▶ MATERIALS PROVIDED:
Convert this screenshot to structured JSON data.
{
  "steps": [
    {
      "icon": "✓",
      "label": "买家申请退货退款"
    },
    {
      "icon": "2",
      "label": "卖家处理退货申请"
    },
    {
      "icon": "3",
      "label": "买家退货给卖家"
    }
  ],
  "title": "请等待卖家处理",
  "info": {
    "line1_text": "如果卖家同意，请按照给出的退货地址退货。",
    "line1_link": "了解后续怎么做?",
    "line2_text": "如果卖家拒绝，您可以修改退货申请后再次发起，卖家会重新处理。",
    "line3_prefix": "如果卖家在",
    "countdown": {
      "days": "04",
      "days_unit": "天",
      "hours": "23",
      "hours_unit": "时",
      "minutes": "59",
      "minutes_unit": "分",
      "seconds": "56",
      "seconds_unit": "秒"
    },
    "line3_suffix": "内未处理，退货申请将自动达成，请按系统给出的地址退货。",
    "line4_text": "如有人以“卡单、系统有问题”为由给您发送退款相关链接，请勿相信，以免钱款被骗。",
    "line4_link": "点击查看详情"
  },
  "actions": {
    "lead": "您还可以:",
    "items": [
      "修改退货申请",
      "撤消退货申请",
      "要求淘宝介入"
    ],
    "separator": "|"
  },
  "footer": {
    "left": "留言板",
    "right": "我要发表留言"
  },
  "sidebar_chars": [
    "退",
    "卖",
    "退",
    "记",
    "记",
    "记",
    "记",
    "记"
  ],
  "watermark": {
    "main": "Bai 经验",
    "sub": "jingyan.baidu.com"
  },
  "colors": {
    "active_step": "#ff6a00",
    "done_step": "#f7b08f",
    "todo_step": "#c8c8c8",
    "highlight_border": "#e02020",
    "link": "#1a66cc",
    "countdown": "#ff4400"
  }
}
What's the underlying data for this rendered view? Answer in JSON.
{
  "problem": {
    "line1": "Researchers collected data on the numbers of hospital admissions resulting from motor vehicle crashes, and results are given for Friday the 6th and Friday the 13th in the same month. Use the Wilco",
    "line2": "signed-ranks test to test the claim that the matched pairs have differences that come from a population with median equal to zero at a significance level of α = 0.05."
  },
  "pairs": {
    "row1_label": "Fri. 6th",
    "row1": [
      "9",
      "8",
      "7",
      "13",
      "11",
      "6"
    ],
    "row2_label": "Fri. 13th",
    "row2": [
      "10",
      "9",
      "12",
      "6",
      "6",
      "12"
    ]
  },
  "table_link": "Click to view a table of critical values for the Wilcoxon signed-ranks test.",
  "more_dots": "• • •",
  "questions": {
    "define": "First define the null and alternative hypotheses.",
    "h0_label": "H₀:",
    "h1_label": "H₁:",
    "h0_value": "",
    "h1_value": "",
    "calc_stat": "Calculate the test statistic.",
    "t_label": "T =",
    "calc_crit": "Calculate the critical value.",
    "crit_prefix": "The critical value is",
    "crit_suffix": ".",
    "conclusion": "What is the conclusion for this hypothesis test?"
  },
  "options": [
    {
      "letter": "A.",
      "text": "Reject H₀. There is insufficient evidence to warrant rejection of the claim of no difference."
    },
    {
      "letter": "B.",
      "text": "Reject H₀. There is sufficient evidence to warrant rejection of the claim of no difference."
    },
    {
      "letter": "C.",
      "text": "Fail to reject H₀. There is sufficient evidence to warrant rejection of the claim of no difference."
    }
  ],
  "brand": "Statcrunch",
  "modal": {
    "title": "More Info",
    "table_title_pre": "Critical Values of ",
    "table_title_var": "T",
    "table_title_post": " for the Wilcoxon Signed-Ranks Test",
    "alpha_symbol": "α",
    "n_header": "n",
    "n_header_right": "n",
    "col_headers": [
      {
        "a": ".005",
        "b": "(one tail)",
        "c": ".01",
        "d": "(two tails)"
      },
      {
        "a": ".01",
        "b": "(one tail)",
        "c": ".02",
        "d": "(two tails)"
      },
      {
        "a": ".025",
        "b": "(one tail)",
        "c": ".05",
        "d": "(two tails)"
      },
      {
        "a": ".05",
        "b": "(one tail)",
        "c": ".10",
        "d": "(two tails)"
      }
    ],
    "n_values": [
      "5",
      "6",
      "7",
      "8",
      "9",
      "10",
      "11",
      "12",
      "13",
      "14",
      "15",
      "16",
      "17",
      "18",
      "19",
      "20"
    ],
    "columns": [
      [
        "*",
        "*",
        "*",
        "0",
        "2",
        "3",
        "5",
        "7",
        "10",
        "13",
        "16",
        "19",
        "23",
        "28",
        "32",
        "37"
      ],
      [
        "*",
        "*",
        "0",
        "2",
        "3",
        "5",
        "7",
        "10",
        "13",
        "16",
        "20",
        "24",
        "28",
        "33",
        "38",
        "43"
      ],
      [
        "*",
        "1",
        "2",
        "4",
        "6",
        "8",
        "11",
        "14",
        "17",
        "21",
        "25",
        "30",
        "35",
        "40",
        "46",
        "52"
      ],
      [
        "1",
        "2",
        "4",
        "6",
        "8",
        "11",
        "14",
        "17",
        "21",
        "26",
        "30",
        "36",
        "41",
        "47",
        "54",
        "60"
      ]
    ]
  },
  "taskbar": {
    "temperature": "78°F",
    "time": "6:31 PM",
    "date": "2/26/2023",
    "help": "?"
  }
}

▶ PROBLEM TO WORK ON: Retype all the material above precisely, with no line left out.

▶ RESPONSE:
Convert this screenshot to structured JSON data.
{
  "steps": [
    {
      "icon": "✓",
      "label": "买家申请退货退款"
    },
    {
      "icon": "2",
      "label": "卖家处理退货申请"
    },
    {
      "icon": "3",
      "label": "买家退货给卖家"
    }
  ],
  "title": "请等待卖家处理",
  "info": {
    "line1_text": "如果卖家同意，请按照给出的退货地址退货。",
    "line1_link": "了解后续怎么做?",
    "line2_text": "如果卖家拒绝，您可以修改退货申请后再次发起，卖家会重新处理。",
    "line3_prefix": "如果卖家在",
    "countdown": {
      "days": "04",
      "days_unit": "天",
      "hours": "23",
      "hours_unit": "时",
      "minutes": "59",
      "minutes_unit": "分",
      "seconds": "56",
      "seconds_unit": "秒"
    },
    "line3_suffix": "内未处理，退货申请将自动达成，请按系统给出的地址退货。",
    "line4_text": "如有人以“卡单、系统有问题”为由给您发送退款相关链接，请勿相信，以免钱款被骗。",
    "line4_link": "点击查看详情"
  },
  "actions": {
    "lead": "您还可以:",
    "items": [
      "修改退货申请",
      "撤消退货申请",
      "要求淘宝介入"
    ],
    "separator": "|"
  },
  "footer": {
    "left": "留言板",
    "right": "我要发表留言"
  },
  "sidebar_chars": [
    "退",
    "卖",
    "退",
    "记",
    "记",
    "记",
    "记",
    "记"
  ],
  "watermark": {
    "main": "Bai 经验",
    "sub": "jingyan.baidu.com"
  },
  "colors": {
    "active_step": "#ff6a00",
    "done_step": "#f7b08f",
    "todo_step": "#c8c8c8",
    "highlight_border": "#e02020",
    "link": "#1a66cc",
    "countdown": "#ff4400"
  }
}
What's the underlying data for this rendered view? Answer in JSON.
{
  "problem": {
    "line1": "Researchers collected data on the numbers of hospital admissions resulting from motor vehicle crashes, and results are given for Friday the 6th and Friday the 13th in the same month. Use the Wilco",
    "line2": "signed-ranks test to test the claim that the matched pairs have differences that come from a population with median equal to zero at a significance level of α = 0.05."
  },
  "pairs": {
    "row1_label": "Fri. 6th",
    "row1": [
      "9",
      "8",
      "7",
      "13",
      "11",
      "6"
    ],
    "row2_label": "Fri. 13th",
    "row2": [
      "10",
      "9",
      "12",
      "6",
      "6",
      "12"
    ]
  },
  "table_link": "Click to view a table of critical values for the Wilcoxon signed-ranks test.",
  "more_dots": "• • •",
  "questions": {
    "define": "First define the null and alternative hypotheses.",
    "h0_label": "H₀:",
    "h1_label": "H₁:",
    "h0_value": "",
    "h1_value": "",
    "calc_stat": "Calculate the test statistic.",
    "t_label": "T =",
    "calc_crit": "Calculate the critical value.",
    "crit_prefix": "The critical value is",
    "crit_suffix": ".",
    "conclusion": "What is the conclusion for this hypothesis test?"
  },
  "options": [
    {
      "letter": "A.",
      "text": "Reject H₀. There is insufficient evidence to warrant rejection of the claim of no difference."
    },
    {
      "letter": "B.",
      "text": "Reject H₀. There is sufficient evidence to warrant rejection of the claim of no difference."
    },
    {
      "letter": "C.",
      "text": "Fail to reject H₀. There is sufficient evidence to warrant rejection of the claim of no difference."
    }
  ],
  "brand": "Statcrunch",
  "modal": {
    "title": "More Info",
    "table_title_pre": "Critical Values of ",
    "table_title_var": "T",
    "table_title_post": " for the Wilcoxon Signed-Ranks Test",
    "alpha_symbol": "α",
    "n_header": "n",
    "n_header_right": "n",
    "col_headers": [
      {
        "a": ".005",
        "b": "(one tail)",
        "c": ".01",
        "d": "(two tails)"
      },
      {
        "a": ".01",
        "b": "(one tail)",
        "c": ".02",
        "d": "(two tails)"
      },
      {
        "a": ".025",
        "b": "(one tail)",
        "c": ".05",
        "d": "(two tails)"
      },
      {
        "a": ".05",
        "b": "(one tail)",
        "c": ".10",
        "d": "(two tails)"
      }
    ],
    "n_values": [
      "5",
      "6",
      "7",
      "8",
      "9",
      "10",
      "11",
      "12",
      "13",
      "14",
      "15",
      "16",
      "17",
      "18",
      "19",
      "20"
    ],
    "columns": [
      [
        "*",
        "*",
        "*",
        "0",
        "2",
        "3",
        "5",
        "7",
        "10",
        "13",
        "16",
        "19",
        "23",
        "28",
        "32",
        "37"
      ],
      [
        "*",
        "*",
        "0",
        "2",
        "3",
        "5",
        "7",
        "10",
        "13",
        "16",
        "20",
        "24",
        "28",
        "33",
        "38",
        "43"
      ],
      [
        "*",
        "1",
        "2",
        "4",
        "6",
        "8",
        "11",
        "14",
        "17",
        "21",
        "25",
        "30",
        "35",
        "40",
        "46",
        "52"
      ],
      [
        "1",
        "2",
        "4",
        "6",
        "8",
        "11",
        "14",
        "17",
        "21",
        "26",
        "30",
        "36",
        "41",
        "47",
        "54",
        "60"
      ]
    ]
  },
  "taskbar": {
    "temperature": "78°F",
    "time": "6:31 PM",
    "date": "2/26/2023",
    "help": "?"
  }
}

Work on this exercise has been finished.